━━ STORED ROWS ━━
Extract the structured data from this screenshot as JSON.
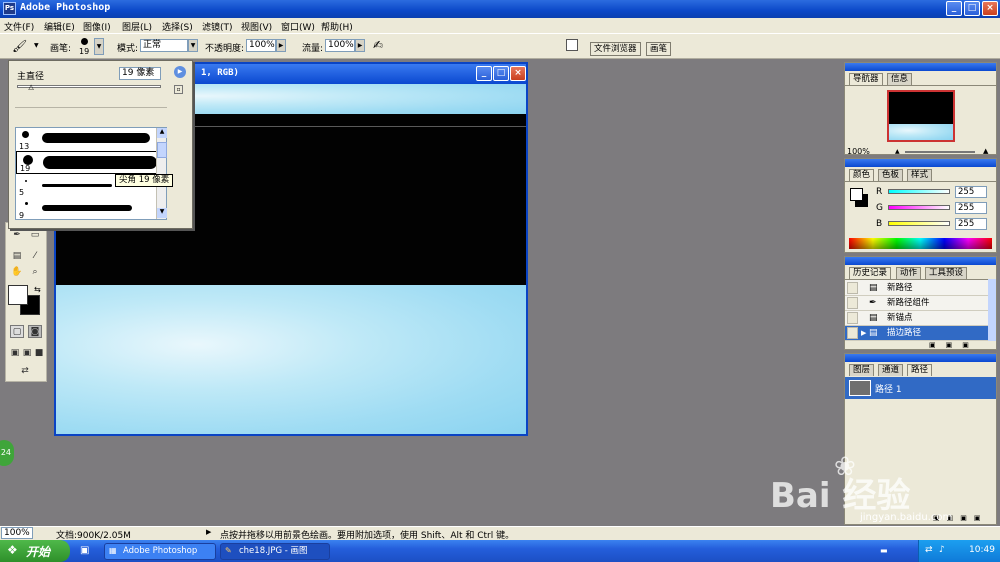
{
  "window": {
    "app_icon": "Ps",
    "title": "Adobe Photoshop",
    "minimize": "_",
    "maximize": "□",
    "close": "×"
  },
  "menu": [
    "文件(F)",
    "编辑(E)",
    "图像(I)",
    "图层(L)",
    "选择(S)",
    "滤镜(T)",
    "视图(V)",
    "窗口(W)",
    "帮助(H)"
  ],
  "options": {
    "brush_label": "画笔:",
    "brush_size": "19",
    "mode_label": "模式:",
    "mode_value": "正常",
    "opacity_label": "不透明度:",
    "opacity_value": "100%",
    "flow_label": "流量:",
    "flow_value": "100%",
    "dock_tabs": [
      "文件浏览器",
      "画笔"
    ]
  },
  "brush_popup": {
    "diameter_label": "主直径",
    "diameter_value": "19 像素",
    "diameter_level": 0.1,
    "tooltip": "尖角 19 像素",
    "presets": [
      {
        "size": "13"
      },
      {
        "size": "19"
      },
      {
        "size": "5"
      },
      {
        "size": "9"
      }
    ]
  },
  "document": {
    "title_fragment": "1, RGB)"
  },
  "navigator": {
    "tabs": [
      "导航器",
      "信息"
    ],
    "zoom": "100%"
  },
  "color_panel": {
    "tabs": [
      "颜色",
      "色板",
      "样式"
    ],
    "channels": [
      {
        "label": "R",
        "value": "255"
      },
      {
        "label": "G",
        "value": "255"
      },
      {
        "label": "B",
        "value": "255"
      }
    ]
  },
  "history_panel": {
    "tabs": [
      "历史记录",
      "动作",
      "工具预设"
    ],
    "items": [
      {
        "label": "新路径",
        "icon": "document-icon"
      },
      {
        "label": "新路径组件",
        "icon": "pen-icon"
      },
      {
        "label": "新锚点",
        "icon": "document-icon"
      },
      {
        "label": "描边路径",
        "icon": "document-icon",
        "selected": true
      }
    ]
  },
  "layers_panel": {
    "tabs": [
      "图层",
      "通道",
      "路径"
    ],
    "paths": [
      "路径 1"
    ]
  },
  "statusbar": {
    "zoom": "100%",
    "doc_info": "文档:900K/2.05M",
    "hint": "点按并拖移以用前景色绘画。要用附加选项，使用 Shift、Alt 和 Ctrl 键。"
  },
  "taskbar": {
    "start": "开始",
    "tasks": [
      "Adobe Photoshop",
      "che18.JPG - 画图"
    ],
    "clock": "10:49"
  },
  "watermark": {
    "text": "Bai 经验",
    "url": "jingyan.baidu.com"
  },
  "side_badge": "24",
  "colors": {
    "accent": "#0a44c4",
    "selection": "#316ac5",
    "sky": "#a6dff4",
    "workspace": "#7d7b7e"
  }
}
━━━
- WHAT THE TASK REQUIRES -
Write the entries above out again exactly, but not the pictures.

- FINAL RESULT -
Extract the structured data from this screenshot as JSON.
{
  "window": {
    "app_icon": "Ps",
    "title": "Adobe Photoshop",
    "minimize": "_",
    "maximize": "□",
    "close": "×"
  },
  "menu": [
    "文件(F)",
    "编辑(E)",
    "图像(I)",
    "图层(L)",
    "选择(S)",
    "滤镜(T)",
    "视图(V)",
    "窗口(W)",
    "帮助(H)"
  ],
  "options": {
    "brush_label": "画笔:",
    "brush_size": "19",
    "mode_label": "模式:",
    "mode_value": "正常",
    "opacity_label": "不透明度:",
    "opacity_value": "100%",
    "flow_label": "流量:",
    "flow_value": "100%",
    "dock_tabs": [
      "文件浏览器",
      "画笔"
    ]
  },
  "brush_popup": {
    "diameter_label": "主直径",
    "diameter_value": "19 像素",
    "diameter_level": 0.1,
    "tooltip": "尖角 19 像素",
    "presets": [
      {
        "size": "13"
      },
      {
        "size": "19"
      },
      {
        "size": "5"
      },
      {
        "size": "9"
      }
    ]
  },
  "document": {
    "title_fragment": "1, RGB)"
  },
  "navigator": {
    "tabs": [
      "导航器",
      "信息"
    ],
    "zoom": "100%"
  },
  "color_panel": {
    "tabs": [
      "颜色",
      "色板",
      "样式"
    ],
    "channels": [
      {
        "label": "R",
        "value": "255"
      },
      {
        "label": "G",
        "value": "255"
      },
      {
        "label": "B",
        "value": "255"
      }
    ]
  },
  "history_panel": {
    "tabs": [
      "历史记录",
      "动作",
      "工具预设"
    ],
    "items": [
      {
        "label": "新路径",
        "icon": "document-icon"
      },
      {
        "label": "新路径组件",
        "icon": "pen-icon"
      },
      {
        "label": "新锚点",
        "icon": "document-icon"
      },
      {
        "label": "描边路径",
        "icon": "document-icon",
        "selected": true
      }
    ]
  },
  "layers_panel": {
    "tabs": [
      "图层",
      "通道",
      "路径"
    ],
    "paths": [
      "路径 1"
    ]
  },
  "statusbar": {
    "zoom": "100%",
    "doc_info": "文档:900K/2.05M",
    "hint": "点按并拖移以用前景色绘画。要用附加选项，使用 Shift、Alt 和 Ctrl 键。"
  },
  "taskbar": {
    "start": "开始",
    "tasks": [
      "Adobe Photoshop",
      "che18.JPG - 画图"
    ],
    "clock": "10:49"
  },
  "watermark": {
    "text": "Bai 经验",
    "url": "jingyan.baidu.com"
  },
  "side_badge": "24",
  "colors": {
    "accent": "#0a44c4",
    "selection": "#316ac5",
    "sky": "#a6dff4",
    "workspace": "#7d7b7e"
  }
}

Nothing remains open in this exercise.